*EXERCISE PROMPT*.
Type the records out again in full, exactly.
=== SUPPLIED MATERIAL ===
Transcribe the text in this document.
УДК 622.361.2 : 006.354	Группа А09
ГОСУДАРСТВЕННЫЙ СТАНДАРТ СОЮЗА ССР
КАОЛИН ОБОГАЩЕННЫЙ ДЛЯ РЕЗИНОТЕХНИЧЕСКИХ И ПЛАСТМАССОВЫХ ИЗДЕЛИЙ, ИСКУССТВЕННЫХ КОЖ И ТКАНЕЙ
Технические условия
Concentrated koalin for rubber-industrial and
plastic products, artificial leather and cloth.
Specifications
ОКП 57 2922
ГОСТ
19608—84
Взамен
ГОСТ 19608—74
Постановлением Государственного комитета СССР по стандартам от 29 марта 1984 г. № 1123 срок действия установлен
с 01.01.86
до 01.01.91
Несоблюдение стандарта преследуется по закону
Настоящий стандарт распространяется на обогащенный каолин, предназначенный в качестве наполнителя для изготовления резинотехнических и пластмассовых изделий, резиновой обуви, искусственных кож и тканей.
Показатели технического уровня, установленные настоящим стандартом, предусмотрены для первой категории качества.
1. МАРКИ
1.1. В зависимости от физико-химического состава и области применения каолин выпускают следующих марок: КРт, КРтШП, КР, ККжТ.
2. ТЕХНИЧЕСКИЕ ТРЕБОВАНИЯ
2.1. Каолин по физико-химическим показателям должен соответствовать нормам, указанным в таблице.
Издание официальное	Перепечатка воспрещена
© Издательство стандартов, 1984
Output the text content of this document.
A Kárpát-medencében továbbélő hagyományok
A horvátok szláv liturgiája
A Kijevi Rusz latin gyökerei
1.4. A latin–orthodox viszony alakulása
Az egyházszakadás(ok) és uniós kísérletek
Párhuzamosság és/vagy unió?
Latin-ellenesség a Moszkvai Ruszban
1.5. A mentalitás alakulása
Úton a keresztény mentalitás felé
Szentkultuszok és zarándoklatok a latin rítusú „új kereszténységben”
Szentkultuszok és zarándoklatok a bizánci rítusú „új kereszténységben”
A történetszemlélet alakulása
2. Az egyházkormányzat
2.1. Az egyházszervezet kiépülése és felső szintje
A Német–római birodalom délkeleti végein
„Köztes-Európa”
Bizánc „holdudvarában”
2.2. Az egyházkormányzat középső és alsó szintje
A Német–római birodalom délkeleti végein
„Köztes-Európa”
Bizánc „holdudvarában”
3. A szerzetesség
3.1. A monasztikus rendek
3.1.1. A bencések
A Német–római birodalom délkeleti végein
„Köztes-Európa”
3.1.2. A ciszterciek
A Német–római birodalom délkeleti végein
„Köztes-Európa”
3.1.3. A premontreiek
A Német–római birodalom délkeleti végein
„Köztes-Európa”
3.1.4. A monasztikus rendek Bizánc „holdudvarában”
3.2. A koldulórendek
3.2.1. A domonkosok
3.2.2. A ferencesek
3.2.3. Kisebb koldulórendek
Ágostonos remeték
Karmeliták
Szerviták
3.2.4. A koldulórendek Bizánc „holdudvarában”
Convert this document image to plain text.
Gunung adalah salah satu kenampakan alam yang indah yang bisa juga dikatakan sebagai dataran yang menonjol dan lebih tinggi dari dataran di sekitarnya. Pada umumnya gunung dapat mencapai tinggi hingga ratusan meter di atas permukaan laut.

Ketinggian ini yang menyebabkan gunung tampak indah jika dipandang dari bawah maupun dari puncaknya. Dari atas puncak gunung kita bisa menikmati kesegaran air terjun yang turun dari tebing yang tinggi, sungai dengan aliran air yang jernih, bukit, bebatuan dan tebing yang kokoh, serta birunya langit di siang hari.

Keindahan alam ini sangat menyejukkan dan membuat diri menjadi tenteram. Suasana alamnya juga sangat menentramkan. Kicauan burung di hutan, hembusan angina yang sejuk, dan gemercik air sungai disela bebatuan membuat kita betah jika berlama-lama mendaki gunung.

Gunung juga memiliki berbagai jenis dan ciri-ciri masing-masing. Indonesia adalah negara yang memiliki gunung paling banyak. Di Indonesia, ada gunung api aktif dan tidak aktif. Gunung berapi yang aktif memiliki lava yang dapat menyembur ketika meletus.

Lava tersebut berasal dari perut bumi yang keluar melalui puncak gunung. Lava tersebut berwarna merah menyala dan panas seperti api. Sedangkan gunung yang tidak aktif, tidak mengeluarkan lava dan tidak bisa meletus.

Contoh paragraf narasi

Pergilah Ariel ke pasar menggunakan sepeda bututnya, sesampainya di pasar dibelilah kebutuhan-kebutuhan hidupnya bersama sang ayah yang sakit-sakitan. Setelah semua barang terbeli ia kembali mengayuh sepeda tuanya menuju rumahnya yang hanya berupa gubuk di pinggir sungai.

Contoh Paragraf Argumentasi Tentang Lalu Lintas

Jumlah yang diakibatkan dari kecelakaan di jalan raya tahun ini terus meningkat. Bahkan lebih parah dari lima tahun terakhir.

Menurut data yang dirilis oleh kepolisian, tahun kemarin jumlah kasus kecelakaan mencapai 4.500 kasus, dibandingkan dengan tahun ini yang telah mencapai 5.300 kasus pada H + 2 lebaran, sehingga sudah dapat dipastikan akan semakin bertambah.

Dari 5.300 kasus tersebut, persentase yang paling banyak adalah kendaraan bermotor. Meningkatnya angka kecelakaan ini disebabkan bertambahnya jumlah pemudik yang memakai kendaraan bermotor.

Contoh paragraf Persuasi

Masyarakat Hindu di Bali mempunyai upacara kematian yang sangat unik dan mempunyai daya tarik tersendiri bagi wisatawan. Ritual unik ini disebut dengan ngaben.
===
*TASK ANSWER*.
Transcribe the text in this document.
УДК 622.361.2 : 006.354	Группа А09
ГОСУДАРСТВЕННЫЙ СТАНДАРТ СОЮЗА ССР
КАОЛИН ОБОГАЩЕННЫЙ ДЛЯ РЕЗИНОТЕХНИЧЕСКИХ И ПЛАСТМАССОВЫХ ИЗДЕЛИЙ, ИСКУССТВЕННЫХ КОЖ И ТКАНЕЙ
Технические условия
Concentrated koalin for rubber-industrial and
plastic products, artificial leather and cloth.
Specifications
ОКП 57 2922
ГОСТ
19608—84
Взамен
ГОСТ 19608—74
Постановлением Государственного комитета СССР по стандартам от 29 марта 1984 г. № 1123 срок действия установлен
с 01.01.86
до 01.01.91
Несоблюдение стандарта преследуется по закону
Настоящий стандарт распространяется на обогащенный каолин, предназначенный в качестве наполнителя для изготовления резинотехнических и пластмассовых изделий, резиновой обуви, искусственных кож и тканей.
Показатели технического уровня, установленные настоящим стандартом, предусмотрены для первой категории качества.
1. МАРКИ
1.1. В зависимости от физико-химического состава и области применения каолин выпускают следующих марок: КРт, КРтШП, КР, ККжТ.
2. ТЕХНИЧЕСКИЕ ТРЕБОВАНИЯ
2.1. Каолин по физико-химическим показателям должен соответствовать нормам, указанным в таблице.
Издание официальное	Перепечатка воспрещена
© Издательство стандартов, 1984
Output the text content of this document.
A Kárpát-medencében továbbélő hagyományok
A horvátok szláv liturgiája
A Kijevi Rusz latin gyökerei
1.4. A latin–orthodox viszony alakulása
Az egyházszakadás(ok) és uniós kísérletek
Párhuzamosság és/vagy unió?
Latin-ellenesség a Moszkvai Ruszban
1.5. A mentalitás alakulása
Úton a keresztény mentalitás felé
Szentkultuszok és zarándoklatok a latin rítusú „új kereszténységben”
Szentkultuszok és zarándoklatok a bizánci rítusú „új kereszténységben”
A történetszemlélet alakulása
2. Az egyházkormányzat
2.1. Az egyházszervezet kiépülése és felső szintje
A Német–római birodalom délkeleti végein
„Köztes-Európa”
Bizánc „holdudvarában”
2.2. Az egyházkormányzat középső és alsó szintje
A Német–római birodalom délkeleti végein
„Köztes-Európa”
Bizánc „holdudvarában”
3. A szerzetesség
3.1. A monasztikus rendek
3.1.1. A bencések
A Német–római birodalom délkeleti végein
„Köztes-Európa”
3.1.2. A ciszterciek
A Német–római birodalom délkeleti végein
„Köztes-Európa”
3.1.3. A premontreiek
A Német–római birodalom délkeleti végein
„Köztes-Európa”
3.1.4. A monasztikus rendek Bizánc „holdudvarában”
3.2. A koldulórendek
3.2.1. A domonkosok
3.2.2. A ferencesek
3.2.3. Kisebb koldulórendek
Ágostonos remeték
Karmeliták
Szerviták
3.2.4. A koldulórendek Bizánc „holdudvarában”
Convert this document image to plain text.
Gunung adalah salah satu kenampakan alam yang indah yang bisa juga dikatakan sebagai dataran yang menonjol dan lebih tinggi dari dataran di sekitarnya. Pada umumnya gunung dapat mencapai tinggi hingga ratusan meter di atas permukaan laut.

Ketinggian ini yang menyebabkan gunung tampak indah jika dipandang dari bawah maupun dari puncaknya. Dari atas puncak gunung kita bisa menikmati kesegaran air terjun yang turun dari tebing yang tinggi, sungai dengan aliran air yang jernih, bukit, bebatuan dan tebing yang kokoh, serta birunya langit di siang hari.

Keindahan alam ini sangat menyejukkan dan membuat diri menjadi tenteram. Suasana alamnya juga sangat menentramkan. Kicauan burung di hutan, hembusan angina yang sejuk, dan gemercik air sungai disela bebatuan membuat kita betah jika berlama-lama mendaki gunung.

Gunung juga memiliki berbagai jenis dan ciri-ciri masing-masing. Indonesia adalah negara yang memiliki gunung paling banyak. Di Indonesia, ada gunung api aktif dan tidak aktif. Gunung berapi yang aktif memiliki lava yang dapat menyembur ketika meletus.

Lava tersebut berasal dari perut bumi yang keluar melalui puncak gunung. Lava tersebut berwarna merah menyala dan panas seperti api. Sedangkan gunung yang tidak aktif, tidak mengeluarkan lava dan tidak bisa meletus.

Contoh paragraf narasi

Pergilah Ariel ke pasar menggunakan sepeda bututnya, sesampainya di pasar dibelilah kebutuhan-kebutuhan hidupnya bersama sang ayah yang sakit-sakitan. Setelah semua barang terbeli ia kembali mengayuh sepeda tuanya menuju rumahnya yang hanya berupa gubuk di pinggir sungai.

Contoh Paragraf Argumentasi Tentang Lalu Lintas

Jumlah yang diakibatkan dari kecelakaan di jalan raya tahun ini terus meningkat. Bahkan lebih parah dari lima tahun terakhir.

Menurut data yang dirilis oleh kepolisian, tahun kemarin jumlah kasus kecelakaan mencapai 4.500 kasus, dibandingkan dengan tahun ini yang telah mencapai 5.300 kasus pada H + 2 lebaran, sehingga sudah dapat dipastikan akan semakin bertambah.

Dari 5.300 kasus tersebut, persentase yang paling banyak adalah kendaraan bermotor. Meningkatnya angka kecelakaan ini disebabkan bertambahnya jumlah pemudik yang memakai kendaraan bermotor.

Contoh paragraf Persuasi

Masyarakat Hindu di Bali mempunyai upacara kematian yang sangat unik dan mempunyai daya tarik tersendiri bagi wisatawan. Ritual unik ini disebut dengan ngaben.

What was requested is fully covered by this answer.